Find each line in the following listing that has the string "СЕРТИФИКАТА", then state the count and nothing else.

'''

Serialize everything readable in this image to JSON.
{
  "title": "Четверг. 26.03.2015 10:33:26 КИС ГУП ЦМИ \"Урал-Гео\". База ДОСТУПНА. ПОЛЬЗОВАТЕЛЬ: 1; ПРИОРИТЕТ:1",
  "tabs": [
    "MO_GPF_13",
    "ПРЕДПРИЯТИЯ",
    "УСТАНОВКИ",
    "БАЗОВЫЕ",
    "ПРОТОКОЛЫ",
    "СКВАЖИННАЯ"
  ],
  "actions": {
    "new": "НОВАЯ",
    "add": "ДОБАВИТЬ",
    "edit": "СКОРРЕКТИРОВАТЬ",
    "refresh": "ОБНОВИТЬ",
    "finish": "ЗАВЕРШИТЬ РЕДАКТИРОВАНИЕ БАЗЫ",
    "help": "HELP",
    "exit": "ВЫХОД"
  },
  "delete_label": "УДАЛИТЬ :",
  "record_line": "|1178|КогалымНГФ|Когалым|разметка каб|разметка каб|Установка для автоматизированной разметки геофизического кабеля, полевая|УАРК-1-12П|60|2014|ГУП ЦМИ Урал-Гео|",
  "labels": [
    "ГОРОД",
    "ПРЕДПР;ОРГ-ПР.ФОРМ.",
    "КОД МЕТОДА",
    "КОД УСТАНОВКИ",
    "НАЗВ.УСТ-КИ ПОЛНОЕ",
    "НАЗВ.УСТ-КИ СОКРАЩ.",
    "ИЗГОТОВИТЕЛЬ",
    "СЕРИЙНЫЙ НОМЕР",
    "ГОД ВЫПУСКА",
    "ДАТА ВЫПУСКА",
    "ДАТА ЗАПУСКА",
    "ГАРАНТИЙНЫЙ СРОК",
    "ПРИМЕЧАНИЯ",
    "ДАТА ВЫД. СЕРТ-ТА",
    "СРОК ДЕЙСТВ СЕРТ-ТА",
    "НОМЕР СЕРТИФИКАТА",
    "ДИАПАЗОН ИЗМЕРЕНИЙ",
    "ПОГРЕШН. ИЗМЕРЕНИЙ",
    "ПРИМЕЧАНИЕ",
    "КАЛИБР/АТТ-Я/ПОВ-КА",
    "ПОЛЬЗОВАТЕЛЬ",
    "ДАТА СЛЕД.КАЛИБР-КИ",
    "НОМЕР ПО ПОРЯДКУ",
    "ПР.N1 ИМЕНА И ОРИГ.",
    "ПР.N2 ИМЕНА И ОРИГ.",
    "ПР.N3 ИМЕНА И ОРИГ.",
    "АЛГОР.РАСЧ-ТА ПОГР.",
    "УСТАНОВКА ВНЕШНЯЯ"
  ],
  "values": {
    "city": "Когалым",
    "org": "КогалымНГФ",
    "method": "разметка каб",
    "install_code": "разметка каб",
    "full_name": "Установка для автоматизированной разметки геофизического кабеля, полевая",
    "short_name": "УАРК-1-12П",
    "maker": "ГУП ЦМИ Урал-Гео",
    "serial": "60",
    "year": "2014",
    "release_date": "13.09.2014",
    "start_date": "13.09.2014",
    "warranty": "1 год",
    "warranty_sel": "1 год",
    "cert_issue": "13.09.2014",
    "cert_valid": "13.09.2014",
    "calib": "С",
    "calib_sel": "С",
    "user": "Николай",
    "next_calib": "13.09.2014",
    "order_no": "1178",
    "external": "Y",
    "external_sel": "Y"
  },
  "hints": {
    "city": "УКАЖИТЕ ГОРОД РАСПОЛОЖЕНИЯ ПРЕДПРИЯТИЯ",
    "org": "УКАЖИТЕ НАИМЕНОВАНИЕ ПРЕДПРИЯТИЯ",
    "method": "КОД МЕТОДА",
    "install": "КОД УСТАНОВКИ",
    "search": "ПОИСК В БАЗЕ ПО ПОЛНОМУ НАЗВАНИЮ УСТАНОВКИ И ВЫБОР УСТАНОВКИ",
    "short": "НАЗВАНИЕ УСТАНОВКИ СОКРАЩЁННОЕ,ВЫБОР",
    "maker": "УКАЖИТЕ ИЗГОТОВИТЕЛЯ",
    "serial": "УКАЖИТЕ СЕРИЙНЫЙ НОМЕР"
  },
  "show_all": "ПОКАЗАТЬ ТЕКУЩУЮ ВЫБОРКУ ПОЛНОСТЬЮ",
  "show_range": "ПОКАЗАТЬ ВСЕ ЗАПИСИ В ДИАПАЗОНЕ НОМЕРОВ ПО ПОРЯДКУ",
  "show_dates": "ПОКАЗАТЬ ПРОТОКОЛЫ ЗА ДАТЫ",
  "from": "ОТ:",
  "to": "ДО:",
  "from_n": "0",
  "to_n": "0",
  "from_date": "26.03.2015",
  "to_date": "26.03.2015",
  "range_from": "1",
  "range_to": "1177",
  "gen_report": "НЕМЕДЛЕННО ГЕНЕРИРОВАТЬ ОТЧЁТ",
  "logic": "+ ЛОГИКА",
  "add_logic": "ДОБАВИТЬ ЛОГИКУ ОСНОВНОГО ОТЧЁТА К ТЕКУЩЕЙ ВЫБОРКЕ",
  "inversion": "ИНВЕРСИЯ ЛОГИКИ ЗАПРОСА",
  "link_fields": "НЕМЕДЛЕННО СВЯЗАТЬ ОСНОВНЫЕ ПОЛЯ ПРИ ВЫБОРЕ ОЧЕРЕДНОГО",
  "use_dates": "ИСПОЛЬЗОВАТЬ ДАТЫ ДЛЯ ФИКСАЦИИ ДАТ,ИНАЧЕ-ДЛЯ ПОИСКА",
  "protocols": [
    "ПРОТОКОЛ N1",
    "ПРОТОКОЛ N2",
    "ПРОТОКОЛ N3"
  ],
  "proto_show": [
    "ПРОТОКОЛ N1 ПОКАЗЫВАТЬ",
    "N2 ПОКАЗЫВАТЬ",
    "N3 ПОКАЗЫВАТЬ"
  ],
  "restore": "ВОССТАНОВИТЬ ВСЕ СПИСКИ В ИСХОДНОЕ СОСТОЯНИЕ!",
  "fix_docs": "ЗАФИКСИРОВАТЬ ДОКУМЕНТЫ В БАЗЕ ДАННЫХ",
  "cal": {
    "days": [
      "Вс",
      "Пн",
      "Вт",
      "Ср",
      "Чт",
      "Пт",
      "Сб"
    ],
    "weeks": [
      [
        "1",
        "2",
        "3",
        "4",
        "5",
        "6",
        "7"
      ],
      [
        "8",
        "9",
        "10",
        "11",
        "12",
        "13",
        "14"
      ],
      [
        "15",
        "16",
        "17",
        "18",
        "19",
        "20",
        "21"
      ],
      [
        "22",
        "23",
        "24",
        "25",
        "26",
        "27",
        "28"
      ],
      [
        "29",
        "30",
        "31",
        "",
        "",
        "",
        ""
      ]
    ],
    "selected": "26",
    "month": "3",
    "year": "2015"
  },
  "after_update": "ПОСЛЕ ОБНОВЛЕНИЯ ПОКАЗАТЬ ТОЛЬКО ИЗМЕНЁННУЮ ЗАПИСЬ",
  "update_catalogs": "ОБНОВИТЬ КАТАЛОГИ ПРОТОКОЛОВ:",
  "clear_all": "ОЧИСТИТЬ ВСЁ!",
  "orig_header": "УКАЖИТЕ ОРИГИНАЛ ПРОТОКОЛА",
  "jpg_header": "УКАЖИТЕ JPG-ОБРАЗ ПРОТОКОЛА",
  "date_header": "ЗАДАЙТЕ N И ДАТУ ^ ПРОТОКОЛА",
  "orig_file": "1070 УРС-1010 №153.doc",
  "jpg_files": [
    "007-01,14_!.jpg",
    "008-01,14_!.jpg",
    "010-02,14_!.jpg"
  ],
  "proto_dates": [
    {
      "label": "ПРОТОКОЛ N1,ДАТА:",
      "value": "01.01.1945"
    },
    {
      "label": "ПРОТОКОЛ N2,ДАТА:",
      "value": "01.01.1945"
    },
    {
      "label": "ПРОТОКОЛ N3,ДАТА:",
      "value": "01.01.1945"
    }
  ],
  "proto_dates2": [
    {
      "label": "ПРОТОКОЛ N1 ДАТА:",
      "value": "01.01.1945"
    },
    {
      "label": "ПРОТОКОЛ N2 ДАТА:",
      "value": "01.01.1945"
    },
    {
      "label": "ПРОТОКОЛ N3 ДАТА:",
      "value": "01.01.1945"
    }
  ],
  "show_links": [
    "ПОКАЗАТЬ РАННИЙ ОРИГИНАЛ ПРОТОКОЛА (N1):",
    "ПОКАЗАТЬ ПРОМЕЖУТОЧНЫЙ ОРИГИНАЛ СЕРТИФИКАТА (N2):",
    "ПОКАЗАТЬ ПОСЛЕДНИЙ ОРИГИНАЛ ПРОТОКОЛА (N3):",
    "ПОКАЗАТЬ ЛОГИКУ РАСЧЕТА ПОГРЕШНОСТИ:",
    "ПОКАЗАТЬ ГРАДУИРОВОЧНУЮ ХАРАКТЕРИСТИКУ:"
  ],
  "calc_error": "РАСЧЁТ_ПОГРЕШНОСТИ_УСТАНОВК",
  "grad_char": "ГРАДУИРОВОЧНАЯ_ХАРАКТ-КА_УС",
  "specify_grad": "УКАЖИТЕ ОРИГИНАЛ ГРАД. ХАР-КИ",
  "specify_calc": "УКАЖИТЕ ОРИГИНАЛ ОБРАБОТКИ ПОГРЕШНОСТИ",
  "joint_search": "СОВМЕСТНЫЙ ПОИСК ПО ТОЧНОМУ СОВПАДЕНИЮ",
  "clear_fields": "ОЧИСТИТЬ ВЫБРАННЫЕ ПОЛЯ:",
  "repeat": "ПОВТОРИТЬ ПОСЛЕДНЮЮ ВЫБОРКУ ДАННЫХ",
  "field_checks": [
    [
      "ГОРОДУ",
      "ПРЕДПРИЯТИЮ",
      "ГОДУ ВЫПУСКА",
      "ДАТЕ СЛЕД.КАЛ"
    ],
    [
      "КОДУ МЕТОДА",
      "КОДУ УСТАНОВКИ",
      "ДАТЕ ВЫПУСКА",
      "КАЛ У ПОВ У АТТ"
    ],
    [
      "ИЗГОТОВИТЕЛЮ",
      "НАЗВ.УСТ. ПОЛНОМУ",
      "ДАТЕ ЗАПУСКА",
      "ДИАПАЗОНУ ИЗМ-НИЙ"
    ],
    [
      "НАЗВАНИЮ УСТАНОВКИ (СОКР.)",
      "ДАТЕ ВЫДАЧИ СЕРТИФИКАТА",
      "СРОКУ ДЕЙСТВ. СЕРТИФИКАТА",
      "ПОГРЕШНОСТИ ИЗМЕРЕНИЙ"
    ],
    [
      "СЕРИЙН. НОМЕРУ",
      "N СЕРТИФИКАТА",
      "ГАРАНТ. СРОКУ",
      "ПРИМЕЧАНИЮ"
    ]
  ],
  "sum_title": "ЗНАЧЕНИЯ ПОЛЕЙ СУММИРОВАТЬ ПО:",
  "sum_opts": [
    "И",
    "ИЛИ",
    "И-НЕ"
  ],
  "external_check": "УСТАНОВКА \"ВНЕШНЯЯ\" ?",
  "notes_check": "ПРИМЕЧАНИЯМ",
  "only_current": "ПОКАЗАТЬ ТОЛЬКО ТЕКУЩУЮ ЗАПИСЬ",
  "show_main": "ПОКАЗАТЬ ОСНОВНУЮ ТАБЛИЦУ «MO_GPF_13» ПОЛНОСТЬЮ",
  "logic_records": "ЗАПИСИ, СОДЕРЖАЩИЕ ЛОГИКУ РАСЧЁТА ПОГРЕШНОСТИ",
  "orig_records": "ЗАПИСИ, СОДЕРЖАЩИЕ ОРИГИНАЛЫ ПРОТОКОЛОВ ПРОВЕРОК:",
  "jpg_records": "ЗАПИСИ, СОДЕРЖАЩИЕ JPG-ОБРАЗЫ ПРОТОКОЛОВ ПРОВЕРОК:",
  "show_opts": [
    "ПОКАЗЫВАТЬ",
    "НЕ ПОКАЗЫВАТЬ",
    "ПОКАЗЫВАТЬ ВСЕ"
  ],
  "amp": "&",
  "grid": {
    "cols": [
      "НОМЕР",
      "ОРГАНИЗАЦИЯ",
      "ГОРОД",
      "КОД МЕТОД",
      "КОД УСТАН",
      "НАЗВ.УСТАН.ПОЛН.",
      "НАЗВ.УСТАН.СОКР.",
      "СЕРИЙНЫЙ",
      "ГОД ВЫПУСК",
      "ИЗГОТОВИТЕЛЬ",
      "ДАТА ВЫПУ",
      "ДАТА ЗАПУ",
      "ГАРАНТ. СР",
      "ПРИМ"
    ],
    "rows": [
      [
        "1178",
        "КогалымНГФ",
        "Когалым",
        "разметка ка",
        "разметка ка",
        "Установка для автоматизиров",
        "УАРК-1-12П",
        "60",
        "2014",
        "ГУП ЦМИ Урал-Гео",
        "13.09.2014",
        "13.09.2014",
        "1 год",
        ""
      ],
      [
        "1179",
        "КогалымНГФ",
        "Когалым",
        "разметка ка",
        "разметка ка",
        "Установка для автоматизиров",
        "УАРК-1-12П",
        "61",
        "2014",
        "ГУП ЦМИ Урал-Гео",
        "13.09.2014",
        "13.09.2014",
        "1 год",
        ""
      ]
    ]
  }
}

'''

**RESULT BELOW:** 5